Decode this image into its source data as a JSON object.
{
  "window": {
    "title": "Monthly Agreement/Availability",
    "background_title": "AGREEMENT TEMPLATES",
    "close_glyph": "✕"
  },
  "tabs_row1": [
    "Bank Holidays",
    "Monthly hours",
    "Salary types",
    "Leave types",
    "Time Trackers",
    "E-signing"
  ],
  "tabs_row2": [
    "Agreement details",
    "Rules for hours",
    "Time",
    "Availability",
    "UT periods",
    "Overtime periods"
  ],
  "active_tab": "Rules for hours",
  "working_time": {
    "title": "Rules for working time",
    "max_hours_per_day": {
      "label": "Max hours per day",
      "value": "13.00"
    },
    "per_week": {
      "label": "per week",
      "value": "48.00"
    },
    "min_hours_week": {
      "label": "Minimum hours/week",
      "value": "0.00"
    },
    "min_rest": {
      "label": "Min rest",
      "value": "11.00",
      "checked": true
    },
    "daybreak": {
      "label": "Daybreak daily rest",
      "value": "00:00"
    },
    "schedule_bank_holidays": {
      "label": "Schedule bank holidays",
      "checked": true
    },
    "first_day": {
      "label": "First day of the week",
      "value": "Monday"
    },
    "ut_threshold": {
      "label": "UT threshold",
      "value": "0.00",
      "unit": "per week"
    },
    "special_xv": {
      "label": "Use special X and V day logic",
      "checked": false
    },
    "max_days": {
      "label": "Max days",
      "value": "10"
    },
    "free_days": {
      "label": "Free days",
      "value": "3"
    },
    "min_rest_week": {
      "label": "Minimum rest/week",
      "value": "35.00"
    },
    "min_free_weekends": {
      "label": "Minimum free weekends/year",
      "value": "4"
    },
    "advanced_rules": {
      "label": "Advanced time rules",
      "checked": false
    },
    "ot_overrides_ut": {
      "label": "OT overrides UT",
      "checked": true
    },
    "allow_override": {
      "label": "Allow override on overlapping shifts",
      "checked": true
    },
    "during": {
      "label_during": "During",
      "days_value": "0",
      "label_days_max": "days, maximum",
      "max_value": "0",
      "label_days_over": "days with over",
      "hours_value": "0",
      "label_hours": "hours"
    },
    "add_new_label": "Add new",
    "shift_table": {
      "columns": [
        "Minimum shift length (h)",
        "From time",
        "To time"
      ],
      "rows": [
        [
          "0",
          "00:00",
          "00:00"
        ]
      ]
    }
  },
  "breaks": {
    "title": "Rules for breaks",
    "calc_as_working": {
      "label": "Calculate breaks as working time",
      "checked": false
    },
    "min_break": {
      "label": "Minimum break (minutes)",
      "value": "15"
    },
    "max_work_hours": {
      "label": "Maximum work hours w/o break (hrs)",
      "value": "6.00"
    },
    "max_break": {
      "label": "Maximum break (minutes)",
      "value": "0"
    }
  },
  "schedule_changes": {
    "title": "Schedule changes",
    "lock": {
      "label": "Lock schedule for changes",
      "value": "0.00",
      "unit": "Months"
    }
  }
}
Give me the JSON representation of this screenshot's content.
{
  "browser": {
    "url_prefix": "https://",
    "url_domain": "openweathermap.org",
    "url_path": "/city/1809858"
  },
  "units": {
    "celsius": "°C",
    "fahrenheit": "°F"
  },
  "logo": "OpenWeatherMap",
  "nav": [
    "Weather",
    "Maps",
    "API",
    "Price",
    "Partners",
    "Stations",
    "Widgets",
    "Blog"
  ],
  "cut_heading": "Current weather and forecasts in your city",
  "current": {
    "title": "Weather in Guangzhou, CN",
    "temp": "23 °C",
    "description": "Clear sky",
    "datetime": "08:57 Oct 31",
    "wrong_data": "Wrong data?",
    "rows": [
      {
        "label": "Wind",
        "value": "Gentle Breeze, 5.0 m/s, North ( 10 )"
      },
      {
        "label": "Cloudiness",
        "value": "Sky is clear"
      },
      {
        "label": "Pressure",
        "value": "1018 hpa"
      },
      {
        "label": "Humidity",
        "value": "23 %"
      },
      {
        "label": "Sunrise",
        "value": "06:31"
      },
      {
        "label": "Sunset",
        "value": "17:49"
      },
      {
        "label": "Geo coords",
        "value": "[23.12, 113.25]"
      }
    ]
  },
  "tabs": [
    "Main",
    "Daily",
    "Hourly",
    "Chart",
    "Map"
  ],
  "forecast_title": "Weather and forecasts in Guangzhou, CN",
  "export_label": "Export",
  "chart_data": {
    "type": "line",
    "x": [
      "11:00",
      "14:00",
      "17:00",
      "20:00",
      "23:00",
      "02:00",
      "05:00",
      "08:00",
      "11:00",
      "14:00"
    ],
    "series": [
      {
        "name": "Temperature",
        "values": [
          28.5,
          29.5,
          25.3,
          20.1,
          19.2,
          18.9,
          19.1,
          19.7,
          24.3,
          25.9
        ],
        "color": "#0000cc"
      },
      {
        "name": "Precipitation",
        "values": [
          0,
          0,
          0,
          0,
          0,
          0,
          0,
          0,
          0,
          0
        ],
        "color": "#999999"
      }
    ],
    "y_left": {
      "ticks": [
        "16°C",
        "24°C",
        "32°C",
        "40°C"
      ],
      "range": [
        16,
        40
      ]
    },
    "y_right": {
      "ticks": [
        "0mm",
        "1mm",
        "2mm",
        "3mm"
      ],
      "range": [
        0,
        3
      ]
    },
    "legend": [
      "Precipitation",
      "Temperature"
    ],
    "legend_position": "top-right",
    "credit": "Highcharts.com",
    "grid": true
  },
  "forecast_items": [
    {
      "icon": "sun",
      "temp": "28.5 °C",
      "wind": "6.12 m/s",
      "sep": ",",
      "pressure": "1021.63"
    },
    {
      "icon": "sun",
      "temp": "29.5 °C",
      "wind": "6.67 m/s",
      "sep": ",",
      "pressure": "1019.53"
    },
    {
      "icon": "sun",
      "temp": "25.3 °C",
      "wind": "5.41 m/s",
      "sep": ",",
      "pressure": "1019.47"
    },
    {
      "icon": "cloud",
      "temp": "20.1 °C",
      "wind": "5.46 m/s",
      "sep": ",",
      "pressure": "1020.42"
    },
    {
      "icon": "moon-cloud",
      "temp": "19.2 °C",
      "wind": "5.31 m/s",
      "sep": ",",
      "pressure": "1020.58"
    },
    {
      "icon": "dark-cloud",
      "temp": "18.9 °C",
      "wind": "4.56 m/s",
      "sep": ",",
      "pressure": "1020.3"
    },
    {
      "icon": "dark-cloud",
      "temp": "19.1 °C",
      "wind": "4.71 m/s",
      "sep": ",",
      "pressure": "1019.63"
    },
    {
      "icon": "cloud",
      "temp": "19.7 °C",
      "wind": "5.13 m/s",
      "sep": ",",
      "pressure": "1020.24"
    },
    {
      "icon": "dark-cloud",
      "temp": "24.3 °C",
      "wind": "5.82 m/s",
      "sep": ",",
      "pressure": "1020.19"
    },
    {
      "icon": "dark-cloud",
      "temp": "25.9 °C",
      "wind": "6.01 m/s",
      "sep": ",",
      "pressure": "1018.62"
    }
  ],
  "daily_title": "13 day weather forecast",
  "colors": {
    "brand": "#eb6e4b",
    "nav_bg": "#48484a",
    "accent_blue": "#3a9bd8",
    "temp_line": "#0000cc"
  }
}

━━━━━━━━━━

» Request
Transcribe all entries exactly as they are given.

» Worked solution
Decode this image into its source data as a JSON object.
{
  "window": {
    "title": "Monthly Agreement/Availability",
    "background_title": "AGREEMENT TEMPLATES",
    "close_glyph": "✕"
  },
  "tabs_row1": [
    "Bank Holidays",
    "Monthly hours",
    "Salary types",
    "Leave types",
    "Time Trackers",
    "E-signing"
  ],
  "tabs_row2": [
    "Agreement details",
    "Rules for hours",
    "Time",
    "Availability",
    "UT periods",
    "Overtime periods"
  ],
  "active_tab": "Rules for hours",
  "working_time": {
    "title": "Rules for working time",
    "max_hours_per_day": {
      "label": "Max hours per day",
      "value": "13.00"
    },
    "per_week": {
      "label": "per week",
      "value": "48.00"
    },
    "min_hours_week": {
      "label": "Minimum hours/week",
      "value": "0.00"
    },
    "min_rest": {
      "label": "Min rest",
      "value": "11.00",
      "checked": true
    },
    "daybreak": {
      "label": "Daybreak daily rest",
      "value": "00:00"
    },
    "schedule_bank_holidays": {
      "label": "Schedule bank holidays",
      "checked": true
    },
    "first_day": {
      "label": "First day of the week",
      "value": "Monday"
    },
    "ut_threshold": {
      "label": "UT threshold",
      "value": "0.00",
      "unit": "per week"
    },
    "special_xv": {
      "label": "Use special X and V day logic",
      "checked": false
    },
    "max_days": {
      "label": "Max days",
      "value": "10"
    },
    "free_days": {
      "label": "Free days",
      "value": "3"
    },
    "min_rest_week": {
      "label": "Minimum rest/week",
      "value": "35.00"
    },
    "min_free_weekends": {
      "label": "Minimum free weekends/year",
      "value": "4"
    },
    "advanced_rules": {
      "label": "Advanced time rules",
      "checked": false
    },
    "ot_overrides_ut": {
      "label": "OT overrides UT",
      "checked": true
    },
    "allow_override": {
      "label": "Allow override on overlapping shifts",
      "checked": true
    },
    "during": {
      "label_during": "During",
      "days_value": "0",
      "label_days_max": "days, maximum",
      "max_value": "0",
      "label_days_over": "days with over",
      "hours_value": "0",
      "label_hours": "hours"
    },
    "add_new_label": "Add new",
    "shift_table": {
      "columns": [
        "Minimum shift length (h)",
        "From time",
        "To time"
      ],
      "rows": [
        [
          "0",
          "00:00",
          "00:00"
        ]
      ]
    }
  },
  "breaks": {
    "title": "Rules for breaks",
    "calc_as_working": {
      "label": "Calculate breaks as working time",
      "checked": false
    },
    "min_break": {
      "label": "Minimum break (minutes)",
      "value": "15"
    },
    "max_work_hours": {
      "label": "Maximum work hours w/o break (hrs)",
      "value": "6.00"
    },
    "max_break": {
      "label": "Maximum break (minutes)",
      "value": "0"
    }
  },
  "schedule_changes": {
    "title": "Schedule changes",
    "lock": {
      "label": "Lock schedule for changes",
      "value": "0.00",
      "unit": "Months"
    }
  }
}
Give me the JSON representation of this screenshot's content.
{
  "browser": {
    "url_prefix": "https://",
    "url_domain": "openweathermap.org",
    "url_path": "/city/1809858"
  },
  "units": {
    "celsius": "°C",
    "fahrenheit": "°F"
  },
  "logo": "OpenWeatherMap",
  "nav": [
    "Weather",
    "Maps",
    "API",
    "Price",
    "Partners",
    "Stations",
    "Widgets",
    "Blog"
  ],
  "cut_heading": "Current weather and forecasts in your city",
  "current": {
    "title": "Weather in Guangzhou, CN",
    "temp": "23 °C",
    "description": "Clear sky",
    "datetime": "08:57 Oct 31",
    "wrong_data": "Wrong data?",
    "rows": [
      {
        "label": "Wind",
        "value": "Gentle Breeze, 5.0 m/s, North ( 10 )"
      },
      {
        "label": "Cloudiness",
        "value": "Sky is clear"
      },
      {
        "label": "Pressure",
        "value": "1018 hpa"
      },
      {
        "label": "Humidity",
        "value": "23 %"
      },
      {
        "label": "Sunrise",
        "value": "06:31"
      },
      {
        "label": "Sunset",
        "value": "17:49"
      },
      {
        "label": "Geo coords",
        "value": "[23.12, 113.25]"
      }
    ]
  },
  "tabs": [
    "Main",
    "Daily",
    "Hourly",
    "Chart",
    "Map"
  ],
  "forecast_title": "Weather and forecasts in Guangzhou, CN",
  "export_label": "Export",
  "chart_data": {
    "type": "line",
    "x": [
      "11:00",
      "14:00",
      "17:00",
      "20:00",
      "23:00",
      "02:00",
      "05:00",
      "08:00",
      "11:00",
      "14:00"
    ],
    "series": [
      {
        "name": "Temperature",
        "values": [
          28.5,
          29.5,
          25.3,
          20.1,
          19.2,
          18.9,
          19.1,
          19.7,
          24.3,
          25.9
        ],
        "color": "#0000cc"
      },
      {
        "name": "Precipitation",
        "values": [
          0,
          0,
          0,
          0,
          0,
          0,
          0,
          0,
          0,
          0
        ],
        "color": "#999999"
      }
    ],
    "y_left": {
      "ticks": [
        "16°C",
        "24°C",
        "32°C",
        "40°C"
      ],
      "range": [
        16,
        40
      ]
    },
    "y_right": {
      "ticks": [
        "0mm",
        "1mm",
        "2mm",
        "3mm"
      ],
      "range": [
        0,
        3
      ]
    },
    "legend": [
      "Precipitation",
      "Temperature"
    ],
    "legend_position": "top-right",
    "credit": "Highcharts.com",
    "grid": true
  },
  "forecast_items": [
    {
      "icon": "sun",
      "temp": "28.5 °C",
      "wind": "6.12 m/s",
      "sep": ",",
      "pressure": "1021.63"
    },
    {
      "icon": "sun",
      "temp": "29.5 °C",
      "wind": "6.67 m/s",
      "sep": ",",
      "pressure": "1019.53"
    },
    {
      "icon": "sun",
      "temp": "25.3 °C",
      "wind": "5.41 m/s",
      "sep": ",",
      "pressure": "1019.47"
    },
    {
      "icon": "cloud",
      "temp": "20.1 °C",
      "wind": "5.46 m/s",
      "sep": ",",
      "pressure": "1020.42"
    },
    {
      "icon": "moon-cloud",
      "temp": "19.2 °C",
      "wind": "5.31 m/s",
      "sep": ",",
      "pressure": "1020.58"
    },
    {
      "icon": "dark-cloud",
      "temp": "18.9 °C",
      "wind": "4.56 m/s",
      "sep": ",",
      "pressure": "1020.3"
    },
    {
      "icon": "dark-cloud",
      "temp": "19.1 °C",
      "wind": "4.71 m/s",
      "sep": ",",
      "pressure": "1019.63"
    },
    {
      "icon": "cloud",
      "temp": "19.7 °C",
      "wind": "5.13 m/s",
      "sep": ",",
      "pressure": "1020.24"
    },
    {
      "icon": "dark-cloud",
      "temp": "24.3 °C",
      "wind": "5.82 m/s",
      "sep": ",",
      "pressure": "1020.19"
    },
    {
      "icon": "dark-cloud",
      "temp": "25.9 °C",
      "wind": "6.01 m/s",
      "sep": ",",
      "pressure": "1018.62"
    }
  ],
  "daily_title": "13 day weather forecast",
  "colors": {
    "brand": "#eb6e4b",
    "nav_bg": "#48484a",
    "accent_blue": "#3a9bd8",
    "temp_line": "#0000cc"
  }
}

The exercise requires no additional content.